Reply with one number: how many lines contain the word "JSON".

:: Provided entries ::

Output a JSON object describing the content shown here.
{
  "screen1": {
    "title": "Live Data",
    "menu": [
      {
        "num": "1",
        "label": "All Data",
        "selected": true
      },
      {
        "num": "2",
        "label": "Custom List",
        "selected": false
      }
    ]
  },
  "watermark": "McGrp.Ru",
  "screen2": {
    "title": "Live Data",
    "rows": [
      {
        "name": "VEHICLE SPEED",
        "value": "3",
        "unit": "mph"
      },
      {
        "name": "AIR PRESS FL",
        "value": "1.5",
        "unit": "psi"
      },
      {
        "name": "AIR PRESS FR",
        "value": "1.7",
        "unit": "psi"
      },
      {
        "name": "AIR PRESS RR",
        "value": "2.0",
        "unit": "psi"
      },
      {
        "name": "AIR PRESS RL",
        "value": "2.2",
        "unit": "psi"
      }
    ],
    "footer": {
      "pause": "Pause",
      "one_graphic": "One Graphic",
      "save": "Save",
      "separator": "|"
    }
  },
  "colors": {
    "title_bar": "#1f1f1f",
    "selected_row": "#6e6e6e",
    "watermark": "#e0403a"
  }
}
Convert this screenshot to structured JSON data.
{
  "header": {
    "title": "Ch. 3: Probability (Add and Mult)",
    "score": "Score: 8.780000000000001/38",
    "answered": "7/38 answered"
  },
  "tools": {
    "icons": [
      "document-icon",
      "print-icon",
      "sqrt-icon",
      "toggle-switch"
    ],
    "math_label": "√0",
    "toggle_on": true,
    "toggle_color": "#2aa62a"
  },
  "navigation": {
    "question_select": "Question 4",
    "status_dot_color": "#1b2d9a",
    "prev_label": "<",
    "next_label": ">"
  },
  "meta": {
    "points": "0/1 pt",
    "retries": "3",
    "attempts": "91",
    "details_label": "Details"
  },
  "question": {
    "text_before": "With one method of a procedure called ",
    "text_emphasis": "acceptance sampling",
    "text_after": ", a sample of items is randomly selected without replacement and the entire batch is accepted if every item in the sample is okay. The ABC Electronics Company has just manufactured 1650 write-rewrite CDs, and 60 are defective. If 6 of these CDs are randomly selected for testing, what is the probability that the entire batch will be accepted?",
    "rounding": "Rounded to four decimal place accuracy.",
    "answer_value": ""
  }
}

:::

* [Response to this task]
2